Written instruction: Find the string "deleted" and gather every line that holds it.

Supplied material:
============================================================
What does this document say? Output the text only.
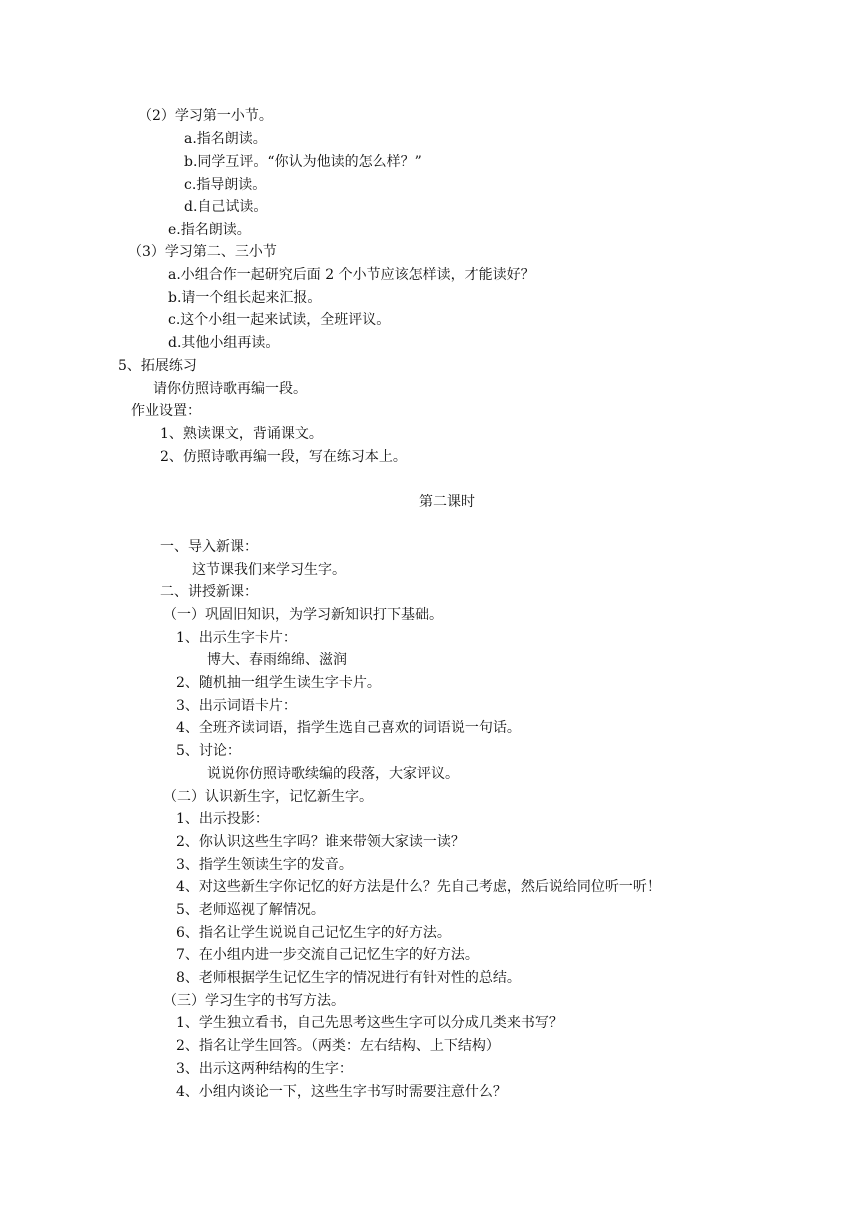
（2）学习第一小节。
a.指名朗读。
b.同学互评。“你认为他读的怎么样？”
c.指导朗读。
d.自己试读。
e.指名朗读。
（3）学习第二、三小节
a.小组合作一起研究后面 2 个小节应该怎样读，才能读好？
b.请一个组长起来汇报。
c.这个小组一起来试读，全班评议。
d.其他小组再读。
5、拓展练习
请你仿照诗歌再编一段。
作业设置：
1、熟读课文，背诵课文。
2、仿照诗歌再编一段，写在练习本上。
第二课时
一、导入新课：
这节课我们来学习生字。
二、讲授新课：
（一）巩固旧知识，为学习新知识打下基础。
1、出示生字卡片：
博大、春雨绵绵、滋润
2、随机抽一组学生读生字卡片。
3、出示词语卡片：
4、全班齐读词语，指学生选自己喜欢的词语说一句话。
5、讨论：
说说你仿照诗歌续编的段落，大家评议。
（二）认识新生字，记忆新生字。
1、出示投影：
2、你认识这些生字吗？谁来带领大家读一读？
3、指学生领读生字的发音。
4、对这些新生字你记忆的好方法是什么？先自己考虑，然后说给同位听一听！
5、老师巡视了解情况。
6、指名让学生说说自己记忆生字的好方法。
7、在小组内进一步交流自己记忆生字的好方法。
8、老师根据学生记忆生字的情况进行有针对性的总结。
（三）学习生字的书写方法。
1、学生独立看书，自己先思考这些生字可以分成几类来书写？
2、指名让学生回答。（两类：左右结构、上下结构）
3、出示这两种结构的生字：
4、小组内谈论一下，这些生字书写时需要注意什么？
============================================================
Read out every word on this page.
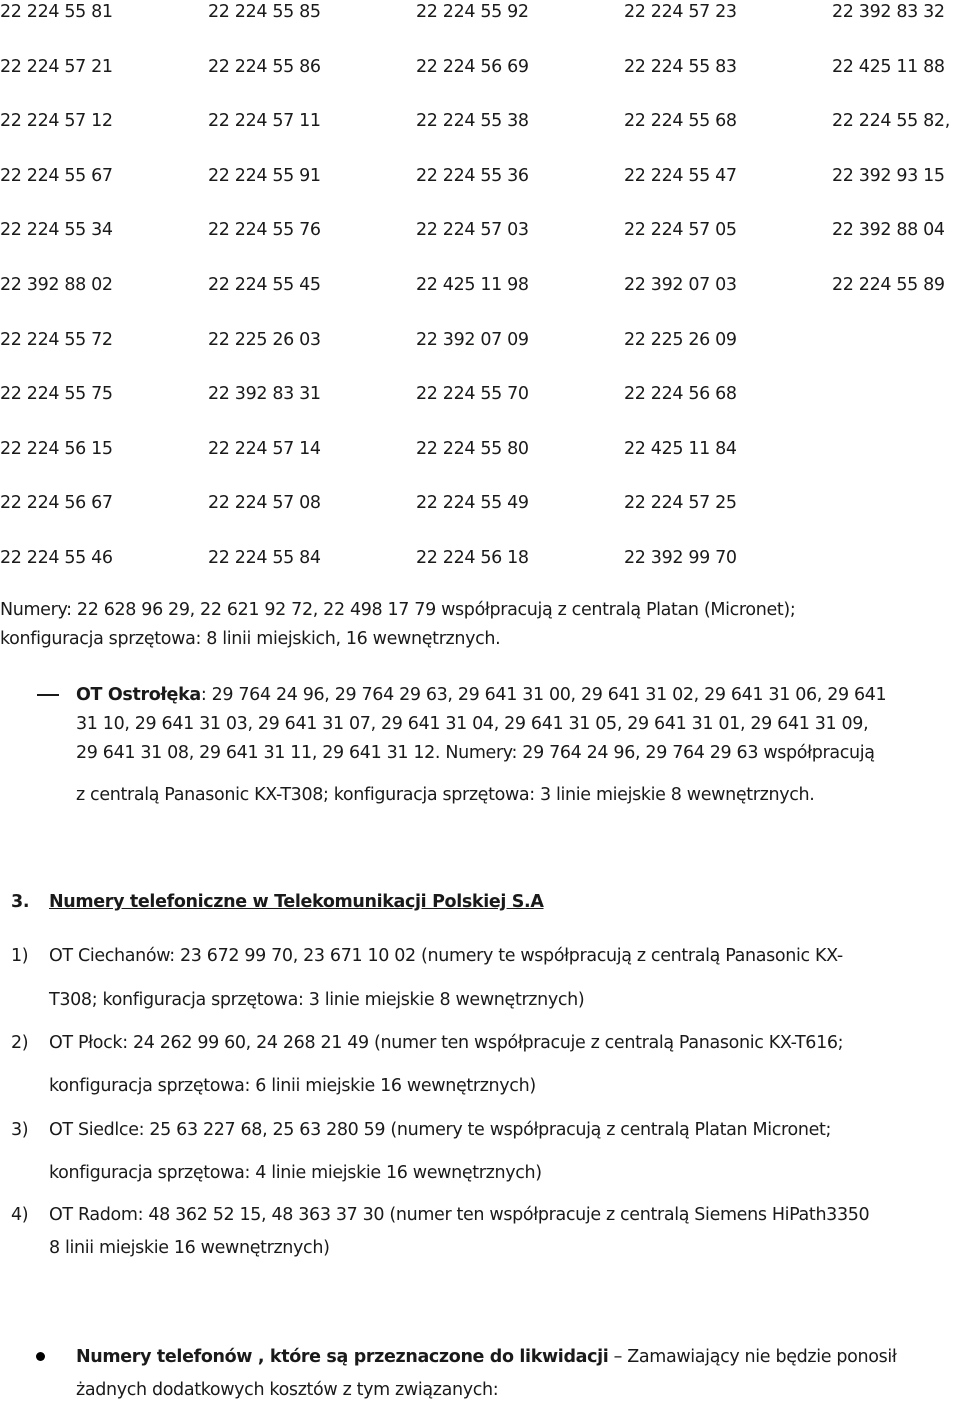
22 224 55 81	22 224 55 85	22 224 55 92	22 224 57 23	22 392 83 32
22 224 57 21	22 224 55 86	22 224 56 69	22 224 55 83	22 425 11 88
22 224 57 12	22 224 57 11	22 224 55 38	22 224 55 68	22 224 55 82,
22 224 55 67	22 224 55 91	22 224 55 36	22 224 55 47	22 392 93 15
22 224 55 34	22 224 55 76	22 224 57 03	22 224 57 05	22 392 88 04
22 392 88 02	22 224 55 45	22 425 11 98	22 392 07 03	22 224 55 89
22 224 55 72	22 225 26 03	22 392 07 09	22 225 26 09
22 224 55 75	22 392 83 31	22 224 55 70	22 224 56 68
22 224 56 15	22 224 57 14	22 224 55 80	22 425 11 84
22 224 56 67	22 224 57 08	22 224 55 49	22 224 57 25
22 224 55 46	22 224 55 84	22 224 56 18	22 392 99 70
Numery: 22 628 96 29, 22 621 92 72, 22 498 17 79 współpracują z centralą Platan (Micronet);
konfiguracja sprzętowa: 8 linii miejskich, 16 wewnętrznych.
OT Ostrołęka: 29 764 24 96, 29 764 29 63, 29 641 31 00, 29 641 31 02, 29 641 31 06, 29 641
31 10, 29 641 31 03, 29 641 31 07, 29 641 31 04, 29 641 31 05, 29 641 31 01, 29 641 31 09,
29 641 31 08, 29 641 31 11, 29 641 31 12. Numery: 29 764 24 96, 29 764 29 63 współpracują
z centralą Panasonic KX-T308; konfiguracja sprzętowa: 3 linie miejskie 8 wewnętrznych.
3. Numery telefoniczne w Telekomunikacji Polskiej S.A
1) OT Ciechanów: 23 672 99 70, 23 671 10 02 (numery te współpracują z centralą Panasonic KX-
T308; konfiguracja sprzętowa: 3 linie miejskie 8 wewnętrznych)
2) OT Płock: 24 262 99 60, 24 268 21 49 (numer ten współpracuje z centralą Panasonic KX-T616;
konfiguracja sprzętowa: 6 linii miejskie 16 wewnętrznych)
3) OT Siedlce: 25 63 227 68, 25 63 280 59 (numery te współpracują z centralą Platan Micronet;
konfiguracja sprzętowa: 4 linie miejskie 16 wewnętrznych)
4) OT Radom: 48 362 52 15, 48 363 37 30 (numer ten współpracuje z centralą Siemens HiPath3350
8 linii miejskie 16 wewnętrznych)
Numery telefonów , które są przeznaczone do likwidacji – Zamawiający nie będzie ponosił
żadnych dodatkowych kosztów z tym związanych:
============================================================
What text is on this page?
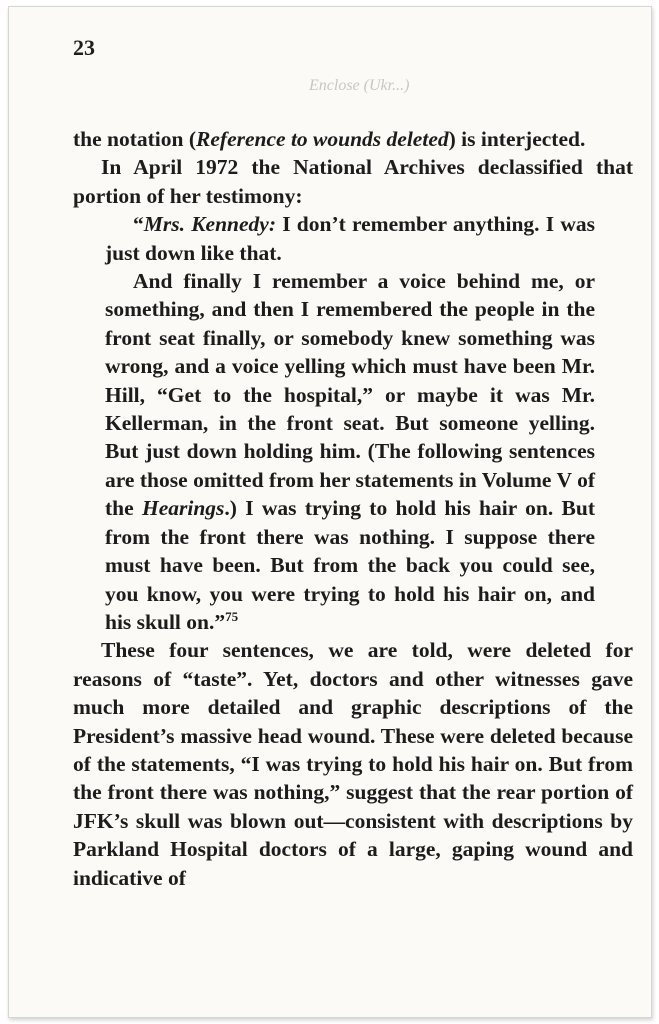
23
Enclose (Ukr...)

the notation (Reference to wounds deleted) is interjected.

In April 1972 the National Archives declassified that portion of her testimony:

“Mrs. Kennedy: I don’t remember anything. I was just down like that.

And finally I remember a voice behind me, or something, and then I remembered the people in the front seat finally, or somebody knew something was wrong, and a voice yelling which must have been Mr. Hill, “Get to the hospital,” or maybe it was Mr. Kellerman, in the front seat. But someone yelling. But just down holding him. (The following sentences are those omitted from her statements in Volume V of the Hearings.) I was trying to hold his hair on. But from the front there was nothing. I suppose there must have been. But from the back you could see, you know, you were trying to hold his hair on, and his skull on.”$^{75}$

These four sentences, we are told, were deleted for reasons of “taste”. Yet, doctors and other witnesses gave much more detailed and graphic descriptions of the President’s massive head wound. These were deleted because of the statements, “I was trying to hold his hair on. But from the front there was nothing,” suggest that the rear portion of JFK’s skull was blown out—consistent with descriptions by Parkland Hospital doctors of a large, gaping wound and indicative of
============================================================
Answer to the problem:
the notation (Reference to wounds deleted) is interjected.
These four sentences, we are told, were deleted for reasons of “taste”. Yet, doctors and other witnesses gave much more detailed and graphic descriptions of the President’s massive head wound. These were deleted because of the statements, “I was trying to hold his hair on. But from the front there was nothing,” suggest that the rear portion of JFK’s skull was blown out—consistent with descriptions by Parkland Hospital doctors of a large, gaping wound and indicative of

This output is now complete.